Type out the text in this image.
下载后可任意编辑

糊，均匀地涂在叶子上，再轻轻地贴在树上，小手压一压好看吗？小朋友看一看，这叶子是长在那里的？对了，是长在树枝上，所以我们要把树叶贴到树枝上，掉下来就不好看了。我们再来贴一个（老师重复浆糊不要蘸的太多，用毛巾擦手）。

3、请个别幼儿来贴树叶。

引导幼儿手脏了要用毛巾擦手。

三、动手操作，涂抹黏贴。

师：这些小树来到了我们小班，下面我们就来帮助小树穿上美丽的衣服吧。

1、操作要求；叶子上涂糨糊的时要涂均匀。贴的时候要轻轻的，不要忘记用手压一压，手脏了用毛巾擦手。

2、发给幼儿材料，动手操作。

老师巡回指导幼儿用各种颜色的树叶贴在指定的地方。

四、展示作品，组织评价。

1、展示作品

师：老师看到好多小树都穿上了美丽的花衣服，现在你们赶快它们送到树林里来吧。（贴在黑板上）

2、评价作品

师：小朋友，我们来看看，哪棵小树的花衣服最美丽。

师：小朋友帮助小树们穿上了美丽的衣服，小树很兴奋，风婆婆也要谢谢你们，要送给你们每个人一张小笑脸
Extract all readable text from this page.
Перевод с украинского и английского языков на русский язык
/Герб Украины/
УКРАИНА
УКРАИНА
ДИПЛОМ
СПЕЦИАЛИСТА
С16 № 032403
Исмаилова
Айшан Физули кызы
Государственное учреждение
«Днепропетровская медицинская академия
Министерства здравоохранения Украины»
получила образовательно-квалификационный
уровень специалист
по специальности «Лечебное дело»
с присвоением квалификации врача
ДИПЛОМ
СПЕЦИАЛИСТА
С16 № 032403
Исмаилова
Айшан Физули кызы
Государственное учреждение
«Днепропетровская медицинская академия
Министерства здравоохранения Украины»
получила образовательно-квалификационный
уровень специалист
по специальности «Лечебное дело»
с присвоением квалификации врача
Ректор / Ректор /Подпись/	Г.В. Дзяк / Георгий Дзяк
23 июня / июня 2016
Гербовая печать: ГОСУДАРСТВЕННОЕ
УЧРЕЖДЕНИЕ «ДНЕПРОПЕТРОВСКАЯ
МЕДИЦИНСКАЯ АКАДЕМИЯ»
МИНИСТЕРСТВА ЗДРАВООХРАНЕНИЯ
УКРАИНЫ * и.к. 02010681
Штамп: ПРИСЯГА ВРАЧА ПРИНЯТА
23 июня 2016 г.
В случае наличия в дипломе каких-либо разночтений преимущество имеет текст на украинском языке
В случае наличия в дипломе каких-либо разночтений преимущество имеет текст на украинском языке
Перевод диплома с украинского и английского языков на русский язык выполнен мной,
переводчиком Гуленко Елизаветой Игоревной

AIM
Reproduce the whole listing word for word.

SOLUTION TO THIS PROBLEM
Type out the text in this image.
下载后可任意编辑

糊，均匀地涂在叶子上，再轻轻地贴在树上，小手压一压好看吗？小朋友看一看，这叶子是长在那里的？对了，是长在树枝上，所以我们要把树叶贴到树枝上，掉下来就不好看了。我们再来贴一个（老师重复浆糊不要蘸的太多，用毛巾擦手）。

3、请个别幼儿来贴树叶。

引导幼儿手脏了要用毛巾擦手。

三、动手操作，涂抹黏贴。

师：这些小树来到了我们小班，下面我们就来帮助小树穿上美丽的衣服吧。

1、操作要求；叶子上涂糨糊的时要涂均匀。贴的时候要轻轻的，不要忘记用手压一压，手脏了用毛巾擦手。

2、发给幼儿材料，动手操作。

老师巡回指导幼儿用各种颜色的树叶贴在指定的地方。

四、展示作品，组织评价。

1、展示作品

师：老师看到好多小树都穿上了美丽的花衣服，现在你们赶快它们送到树林里来吧。（贴在黑板上）

2、评价作品

师：小朋友，我们来看看，哪棵小树的花衣服最美丽。

师：小朋友帮助小树们穿上了美丽的衣服，小树很兴奋，风婆婆也要谢谢你们，要送给你们每个人一张小笑脸
Extract all readable text from this page.
Перевод с украинского и английского языков на русский язык
/Герб Украины/
УКРАИНА
УКРАИНА
ДИПЛОМ
СПЕЦИАЛИСТА
С16 № 032403
Исмаилова
Айшан Физули кызы
Государственное учреждение
«Днепропетровская медицинская академия
Министерства здравоохранения Украины»
получила образовательно-квалификационный
уровень специалист
по специальности «Лечебное дело»
с присвоением квалификации врача
ДИПЛОМ
СПЕЦИАЛИСТА
С16 № 032403
Исмаилова
Айшан Физули кызы
Государственное учреждение
«Днепропетровская медицинская академия
Министерства здравоохранения Украины»
получила образовательно-квалификационный
уровень специалист
по специальности «Лечебное дело»
с присвоением квалификации врача
Ректор / Ректор /Подпись/	Г.В. Дзяк / Георгий Дзяк
23 июня / июня 2016
Гербовая печать: ГОСУДАРСТВЕННОЕ
УЧРЕЖДЕНИЕ «ДНЕПРОПЕТРОВСКАЯ
МЕДИЦИНСКАЯ АКАДЕМИЯ»
МИНИСТЕРСТВА ЗДРАВООХРАНЕНИЯ
УКРАИНЫ * и.к. 02010681
Штамп: ПРИСЯГА ВРАЧА ПРИНЯТА
23 июня 2016 г.
В случае наличия в дипломе каких-либо разночтений преимущество имеет текст на украинском языке
В случае наличия в дипломе каких-либо разночтений преимущество имеет текст на украинском языке
Перевод диплома с украинского и английского языков на русский язык выполнен мной,
переводчиком Гуленко Елизаветой Игоревной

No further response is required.